Task goal: The records below must be copied in full; omit the images.

Data tied to figure images
● ● ●

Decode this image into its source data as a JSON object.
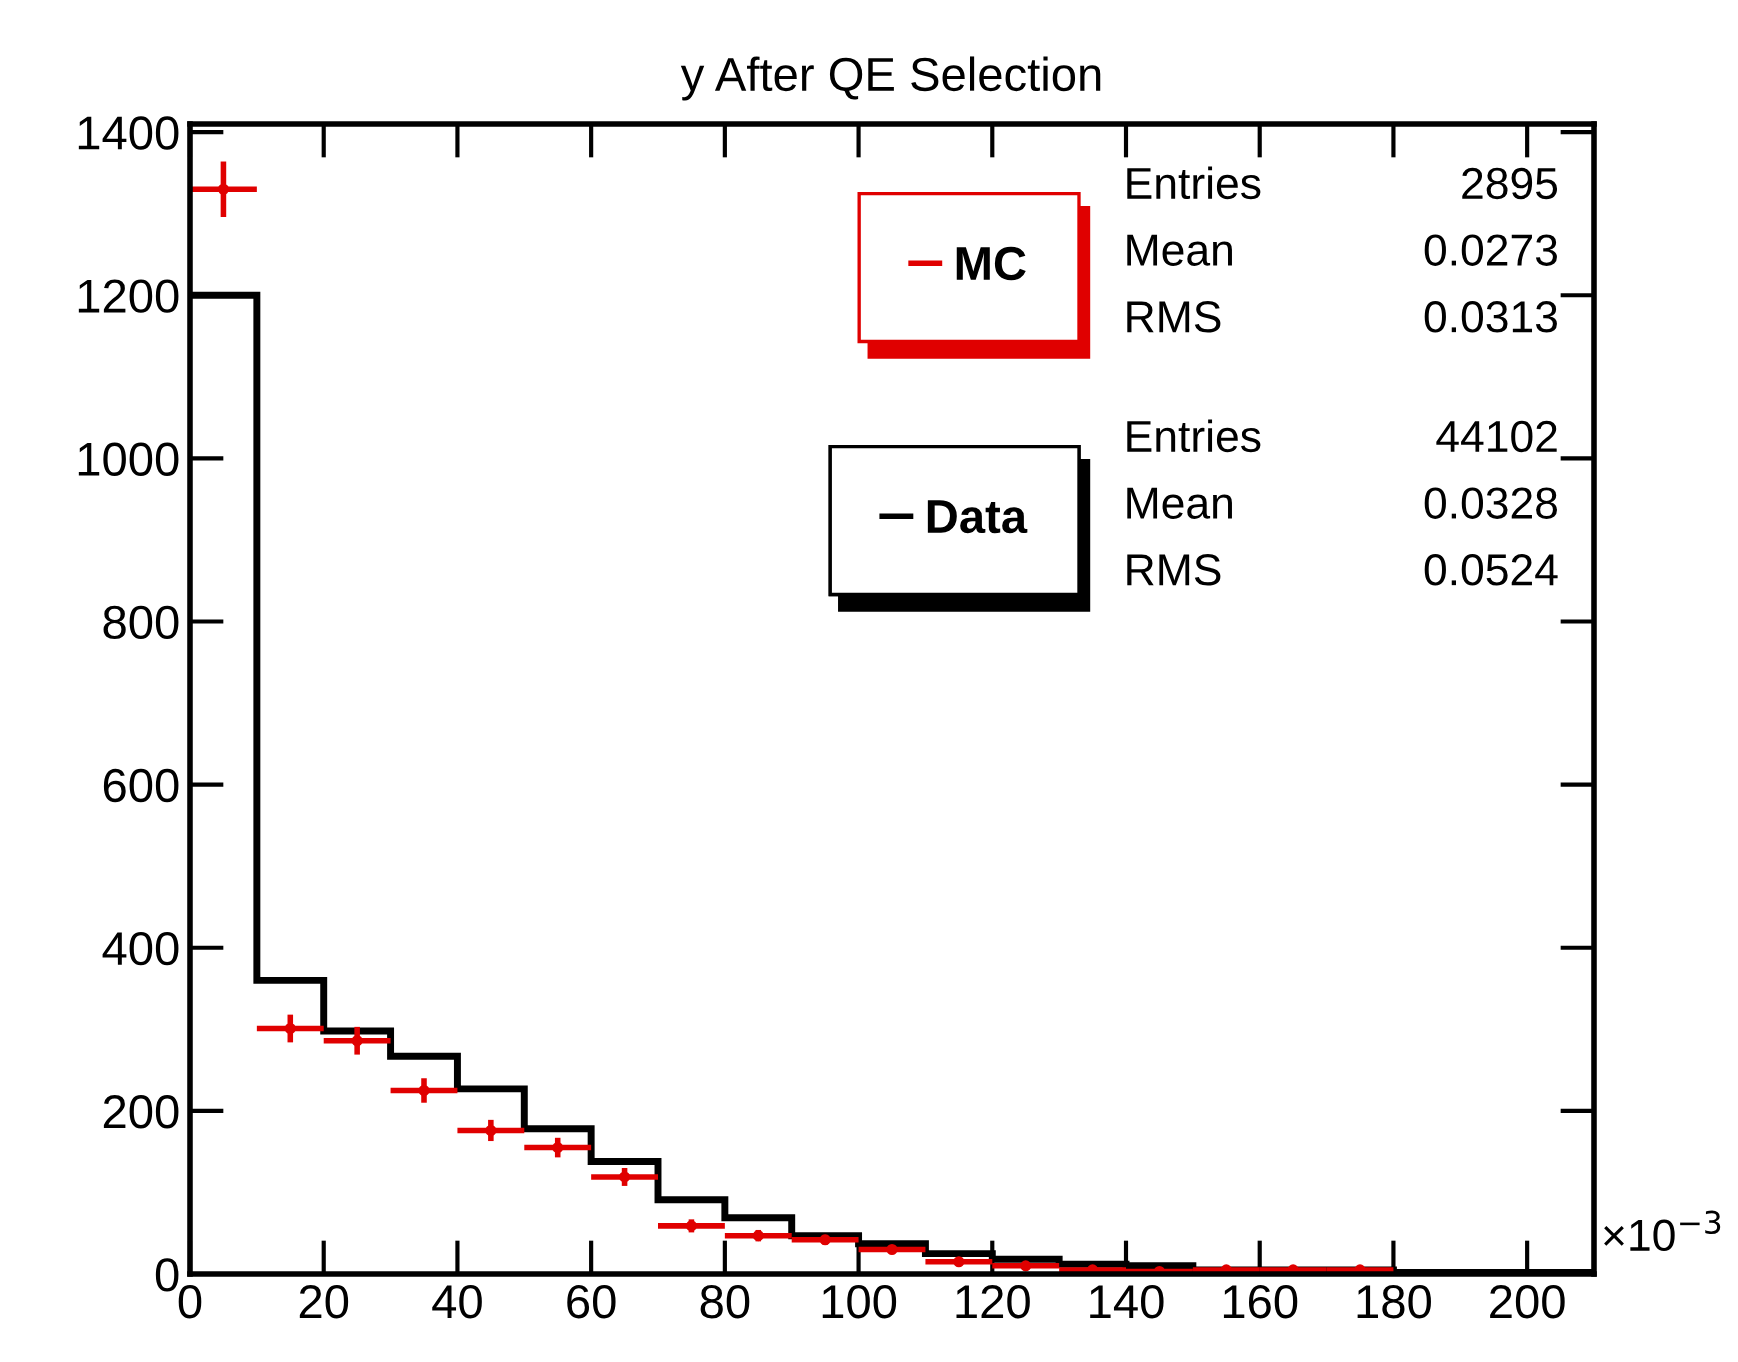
{
  "chart_data": {
    "type": "histogram",
    "title": "y After QE Selection",
    "bins": [
      0,
      10,
      20,
      30,
      40,
      50,
      60,
      70,
      80,
      90,
      100,
      110,
      120,
      130,
      140,
      150,
      160,
      170,
      180,
      190,
      200,
      210
    ],
    "series": [
      {
        "name": "Data",
        "color": "#000000",
        "values": [
          1200,
          360,
          298,
          267,
          227,
          178,
          138,
          91,
          69,
          47,
          37,
          25,
          18,
          12,
          10,
          5,
          5,
          5,
          2,
          2,
          2
        ]
      },
      {
        "name": "MC",
        "type": "scatter",
        "color": "#e00000",
        "x": [
          5,
          15,
          25,
          35,
          45,
          55,
          65,
          75,
          85,
          95,
          105,
          115,
          125,
          135,
          145,
          155,
          165,
          175
        ],
        "values": [
          1330,
          301,
          286,
          225,
          176,
          155,
          119,
          59,
          47,
          42,
          30,
          15,
          10,
          5,
          3,
          5,
          5,
          5
        ],
        "errors": [
          34,
          17,
          17,
          15,
          13,
          12,
          11,
          8,
          7,
          6,
          5,
          4,
          3,
          null,
          null,
          null,
          null,
          null
        ],
        "xerrors": [
          5,
          5,
          5,
          5,
          5,
          5,
          5,
          5,
          5,
          5,
          5,
          5,
          5,
          5,
          5,
          5,
          5,
          5
        ]
      }
    ],
    "xlim": [
      0,
      210
    ],
    "xticks": [
      0,
      20,
      40,
      60,
      80,
      100,
      120,
      140,
      160,
      180,
      200
    ],
    "ylim": [
      0,
      1410
    ],
    "yticks": [
      0,
      200,
      400,
      600,
      800,
      1000,
      1200,
      1400
    ],
    "grid": false,
    "legend": "top right",
    "annotations": [
      "Entries",
      "2895",
      "Mean",
      "0.0273",
      "RMS",
      "0.0313",
      "Entries",
      "44102",
      "Mean",
      "0.0328",
      "RMS",
      "0.0524",
      "×10$^{−3}$"
    ]
  }
}
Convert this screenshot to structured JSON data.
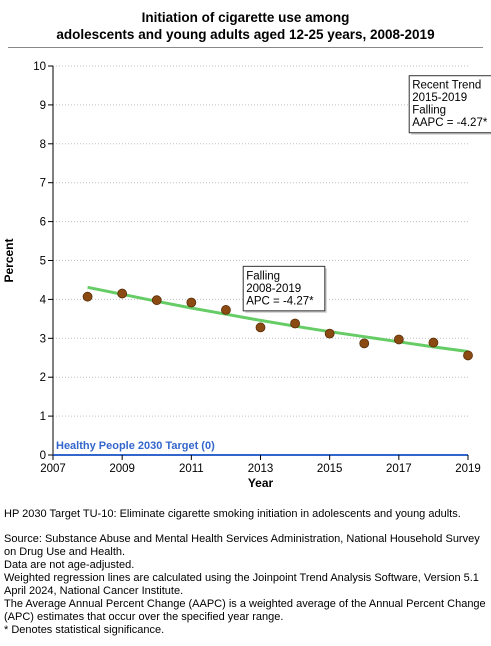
{
  "title_line1": "Initiation of cigarette use among",
  "title_line2": "adolescents and young adults aged 12-25 years, 2008-2019",
  "colors": {
    "trend_line": "#66cc66",
    "points": "#8b4a12",
    "target_line": "#3366cc",
    "target_text": "#3366cc",
    "axis": "#000000",
    "grid": "#c0c0c0"
  },
  "chart_data": {
    "type": "scatter",
    "title": "Initiation of cigarette use among adolescents and young adults aged 12-25 years, 2008-2019",
    "xlabel": "Year",
    "ylabel": "Percent",
    "xlim": [
      2007,
      2019
    ],
    "ylim": [
      0,
      10
    ],
    "x_ticks": [
      2007,
      2009,
      2011,
      2013,
      2015,
      2017,
      2019
    ],
    "y_ticks": [
      0,
      1,
      2,
      3,
      4,
      5,
      6,
      7,
      8,
      9,
      10
    ],
    "grid": "horizontal",
    "series": [
      {
        "type": "scatter",
        "x": [
          2008,
          2009,
          2010,
          2011,
          2012,
          2013,
          2014,
          2015,
          2016,
          2017,
          2018,
          2019
        ],
        "y": [
          4.07,
          4.15,
          3.98,
          3.92,
          3.73,
          3.28,
          3.38,
          3.12,
          2.87,
          2.97,
          2.89,
          2.56
        ]
      },
      {
        "type": "line",
        "x": [
          2008,
          2009,
          2010,
          2011,
          2012,
          2013,
          2014,
          2015,
          2016,
          2017,
          2018,
          2019
        ],
        "y": [
          4.31,
          4.13,
          3.95,
          3.78,
          3.62,
          3.46,
          3.31,
          3.17,
          3.04,
          2.91,
          2.78,
          2.66
        ]
      }
    ],
    "target": {
      "label": "Healthy People 2030 Target (0)",
      "value": 0
    },
    "annotations": [
      {
        "lines": [
          "Falling",
          "2008-2019",
          "APC = -4.27*"
        ],
        "x": 2012.5,
        "y": 4.85
      },
      {
        "lines": [
          "Recent Trend",
          "2015-2019",
          "Falling",
          "AAPC = -4.27*"
        ],
        "x": 2017.3,
        "y": 9.75
      }
    ]
  },
  "notes": [
    "HP 2030 Target TU-10: Eliminate cigarette smoking initiation in adolescents and young adults.",
    "Source: Substance Abuse and Mental Health Services Administration, National Household Survey on Drug Use and Health.",
    "Data are not age-adjusted.",
    "Weighted regression lines are calculated using the Joinpoint Trend Analysis Software, Version 5.1 April 2024, National Cancer Institute.",
    "The Average Annual Percent Change (AAPC) is a weighted average of the Annual Percent Change (APC) estimates that occur over the specified year range.",
    "* Denotes statistical significance."
  ]
}
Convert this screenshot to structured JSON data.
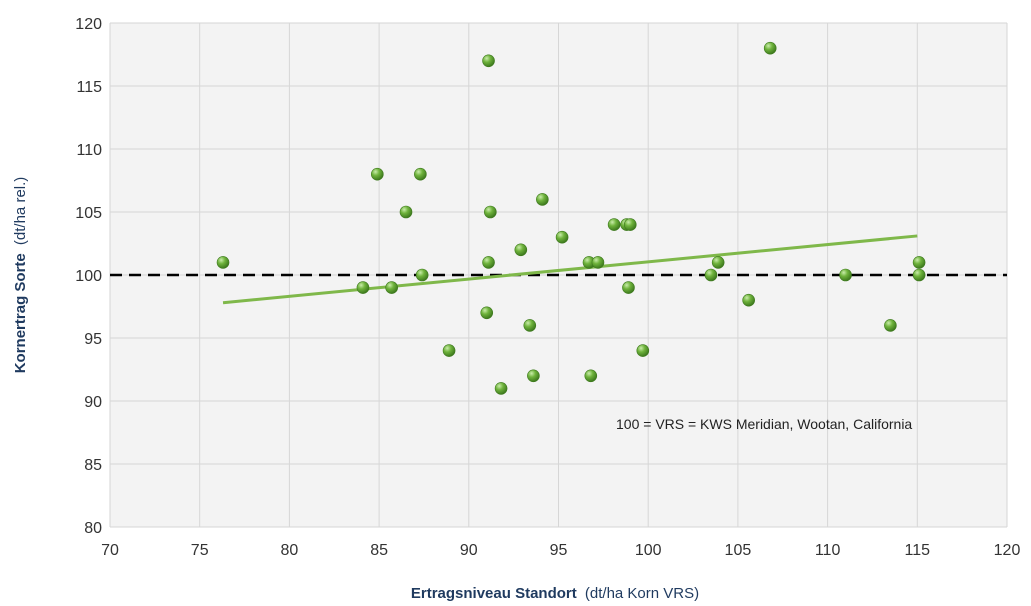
{
  "chart_data": {
    "type": "scatter",
    "title": "",
    "xlabel_bold": "Ertragsniveau Standort",
    "xlabel_unit": "(dt/ha Korn VRS)",
    "ylabel_bold": "Kornertrag Sorte",
    "ylabel_unit": "(dt/ha rel.)",
    "xlim": [
      70,
      120
    ],
    "ylim": [
      80,
      120
    ],
    "xticks": [
      70,
      75,
      80,
      85,
      90,
      95,
      100,
      105,
      110,
      115,
      120
    ],
    "yticks": [
      80,
      85,
      90,
      95,
      100,
      105,
      110,
      115,
      120
    ],
    "grid": true,
    "annotation": "100 = VRS = KWS Meridian, Wootan, California",
    "reference_line": {
      "y": 100,
      "style": "dashed",
      "color": "#000000"
    },
    "trendline": {
      "x": [
        76.3,
        115
      ],
      "y": [
        97.8,
        103.1
      ],
      "color": "#7fb84a"
    },
    "point_color": "#6aa83a",
    "points": [
      {
        "x": 76.3,
        "y": 101
      },
      {
        "x": 84.1,
        "y": 99
      },
      {
        "x": 84.9,
        "y": 108
      },
      {
        "x": 85.7,
        "y": 99
      },
      {
        "x": 86.5,
        "y": 105
      },
      {
        "x": 87.3,
        "y": 108
      },
      {
        "x": 87.4,
        "y": 100
      },
      {
        "x": 88.9,
        "y": 94
      },
      {
        "x": 91.0,
        "y": 97
      },
      {
        "x": 91.1,
        "y": 101
      },
      {
        "x": 91.1,
        "y": 117
      },
      {
        "x": 91.2,
        "y": 105
      },
      {
        "x": 91.8,
        "y": 91
      },
      {
        "x": 92.9,
        "y": 102
      },
      {
        "x": 93.4,
        "y": 96
      },
      {
        "x": 93.6,
        "y": 92
      },
      {
        "x": 94.1,
        "y": 106
      },
      {
        "x": 95.2,
        "y": 103
      },
      {
        "x": 96.7,
        "y": 101
      },
      {
        "x": 96.8,
        "y": 92
      },
      {
        "x": 97.2,
        "y": 101
      },
      {
        "x": 98.1,
        "y": 104
      },
      {
        "x": 98.8,
        "y": 104
      },
      {
        "x": 98.9,
        "y": 99
      },
      {
        "x": 99.0,
        "y": 104
      },
      {
        "x": 99.7,
        "y": 94
      },
      {
        "x": 103.5,
        "y": 100
      },
      {
        "x": 103.9,
        "y": 101
      },
      {
        "x": 105.6,
        "y": 98
      },
      {
        "x": 106.8,
        "y": 118
      },
      {
        "x": 111.0,
        "y": 100
      },
      {
        "x": 113.5,
        "y": 96
      },
      {
        "x": 115.1,
        "y": 101
      },
      {
        "x": 115.1,
        "y": 100
      }
    ]
  }
}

● ● ●

Output of the exercise:
Decode this image into its source data as a JSON object.
{
  "chart_data": {
    "type": "histogram",
    "title": "y After QE Selection",
    "bins": [
      0,
      10,
      20,
      30,
      40,
      50,
      60,
      70,
      80,
      90,
      100,
      110,
      120,
      130,
      140,
      150,
      160,
      170,
      180,
      190,
      200,
      210
    ],
    "series": [
      {
        "name": "Data",
        "color": "#000000",
        "values": [
          1200,
          360,
          298,
          267,
          227,
          178,
          138,
          91,
          69,
          47,
          37,
          25,
          18,
          12,
          10,
          5,
          5,
          5,
          2,
          2,
          2
        ]
      },
      {
        "name": "MC",
        "type": "scatter",
        "color": "#e00000",
        "x": [
          5,
          15,
          25,
          35,
          45,
          55,
          65,
          75,
          85,
          95,
          105,
          115,
          125,
          135,
          145,
          155,
          165,
          175
        ],
        "values": [
          1330,
          301,
          286,
          225,
          176,
          155,
          119,
          59,
          47,
          42,
          30,
          15,
          10,
          5,
          3,
          5,
          5,
          5
        ],
        "errors": [
          34,
          17,
          17,
          15,
          13,
          12,
          11,
          8,
          7,
          6,
          5,
          4,
          3,
          null,
          null,
          null,
          null,
          null
        ],
        "xerrors": [
          5,
          5,
          5,
          5,
          5,
          5,
          5,
          5,
          5,
          5,
          5,
          5,
          5,
          5,
          5,
          5,
          5,
          5
        ]
      }
    ],
    "xlim": [
      0,
      210
    ],
    "xticks": [
      0,
      20,
      40,
      60,
      80,
      100,
      120,
      140,
      160,
      180,
      200
    ],
    "ylim": [
      0,
      1410
    ],
    "yticks": [
      0,
      200,
      400,
      600,
      800,
      1000,
      1200,
      1400
    ],
    "grid": false,
    "legend": "top right",
    "annotations": [
      "Entries",
      "2895",
      "Mean",
      "0.0273",
      "RMS",
      "0.0313",
      "Entries",
      "44102",
      "Mean",
      "0.0328",
      "RMS",
      "0.0524",
      "×10$^{−3}$"
    ]
  }
}
Convert this screenshot to structured JSON data.
{
  "title_line1": "Initiation of cigarette use among",
  "title_line2": "adolescents and young adults aged 12-25 years, 2008-2019",
  "colors": {
    "trend_line": "#66cc66",
    "points": "#8b4a12",
    "target_line": "#3366cc",
    "target_text": "#3366cc",
    "axis": "#000000",
    "grid": "#c0c0c0"
  },
  "chart_data": {
    "type": "scatter",
    "title": "Initiation of cigarette use among adolescents and young adults aged 12-25 years, 2008-2019",
    "xlabel": "Year",
    "ylabel": "Percent",
    "xlim": [
      2007,
      2019
    ],
    "ylim": [
      0,
      10
    ],
    "x_ticks": [
      2007,
      2009,
      2011,
      2013,
      2015,
      2017,
      2019
    ],
    "y_ticks": [
      0,
      1,
      2,
      3,
      4,
      5,
      6,
      7,
      8,
      9,
      10
    ],
    "grid": "horizontal",
    "series": [
      {
        "type": "scatter",
        "x": [
          2008,
          2009,
          2010,
          2011,
          2012,
          2013,
          2014,
          2015,
          2016,
          2017,
          2018,
          2019
        ],
        "y": [
          4.07,
          4.15,
          3.98,
          3.92,
          3.73,
          3.28,
          3.38,
          3.12,
          2.87,
          2.97,
          2.89,
          2.56
        ]
      },
      {
        "type": "line",
        "x": [
          2008,
          2009,
          2010,
          2011,
          2012,
          2013,
          2014,
          2015,
          2016,
          2017,
          2018,
          2019
        ],
        "y": [
          4.31,
          4.13,
          3.95,
          3.78,
          3.62,
          3.46,
          3.31,
          3.17,
          3.04,
          2.91,
          2.78,
          2.66
        ]
      }
    ],
    "target": {
      "label": "Healthy People 2030 Target (0)",
      "value": 0
    },
    "annotations": [
      {
        "lines": [
          "Falling",
          "2008-2019",
          "APC = -4.27*"
        ],
        "x": 2012.5,
        "y": 4.85
      },
      {
        "lines": [
          "Recent Trend",
          "2015-2019",
          "Falling",
          "AAPC = -4.27*"
        ],
        "x": 2017.3,
        "y": 9.75
      }
    ]
  },
  "notes": [
    "HP 2030 Target TU-10: Eliminate cigarette smoking initiation in adolescents and young adults.",
    "Source: Substance Abuse and Mental Health Services Administration, National Household Survey on Drug Use and Health.",
    "Data are not age-adjusted.",
    "Weighted regression lines are calculated using the Joinpoint Trend Analysis Software, Version 5.1 April 2024, National Cancer Institute.",
    "The Average Annual Percent Change (AAPC) is a weighted average of the Annual Percent Change (APC) estimates that occur over the specified year range.",
    "* Denotes statistical significance."
  ]
}
Convert this screenshot to structured JSON data.
{
  "chart_data": {
    "type": "scatter",
    "title": "",
    "xlabel_bold": "Ertragsniveau Standort",
    "xlabel_unit": "(dt/ha Korn VRS)",
    "ylabel_bold": "Kornertrag Sorte",
    "ylabel_unit": "(dt/ha rel.)",
    "xlim": [
      70,
      120
    ],
    "ylim": [
      80,
      120
    ],
    "xticks": [
      70,
      75,
      80,
      85,
      90,
      95,
      100,
      105,
      110,
      115,
      120
    ],
    "yticks": [
      80,
      85,
      90,
      95,
      100,
      105,
      110,
      115,
      120
    ],
    "grid": true,
    "annotation": "100 = VRS = KWS Meridian, Wootan, California",
    "reference_line": {
      "y": 100,
      "style": "dashed",
      "color": "#000000"
    },
    "trendline": {
      "x": [
        76.3,
        115
      ],
      "y": [
        97.8,
        103.1
      ],
      "color": "#7fb84a"
    },
    "point_color": "#6aa83a",
    "points": [
      {
        "x": 76.3,
        "y": 101
      },
      {
        "x": 84.1,
        "y": 99
      },
      {
        "x": 84.9,
        "y": 108
      },
      {
        "x": 85.7,
        "y": 99
      },
      {
        "x": 86.5,
        "y": 105
      },
      {
        "x": 87.3,
        "y": 108
      },
      {
        "x": 87.4,
        "y": 100
      },
      {
        "x": 88.9,
        "y": 94
      },
      {
        "x": 91.0,
        "y": 97
      },
      {
        "x": 91.1,
        "y": 101
      },
      {
        "x": 91.1,
        "y": 117
      },
      {
        "x": 91.2,
        "y": 105
      },
      {
        "x": 91.8,
        "y": 91
      },
      {
        "x": 92.9,
        "y": 102
      },
      {
        "x": 93.4,
        "y": 96
      },
      {
        "x": 93.6,
        "y": 92
      },
      {
        "x": 94.1,
        "y": 106
      },
      {
        "x": 95.2,
        "y": 103
      },
      {
        "x": 96.7,
        "y": 101
      },
      {
        "x": 96.8,
        "y": 92
      },
      {
        "x": 97.2,
        "y": 101
      },
      {
        "x": 98.1,
        "y": 104
      },
      {
        "x": 98.8,
        "y": 104
      },
      {
        "x": 98.9,
        "y": 99
      },
      {
        "x": 99.0,
        "y": 104
      },
      {
        "x": 99.7,
        "y": 94
      },
      {
        "x": 103.5,
        "y": 100
      },
      {
        "x": 103.9,
        "y": 101
      },
      {
        "x": 105.6,
        "y": 98
      },
      {
        "x": 106.8,
        "y": 118
      },
      {
        "x": 111.0,
        "y": 100
      },
      {
        "x": 113.5,
        "y": 96
      },
      {
        "x": 115.1,
        "y": 101
      },
      {
        "x": 115.1,
        "y": 100
      }
    ]
  }
}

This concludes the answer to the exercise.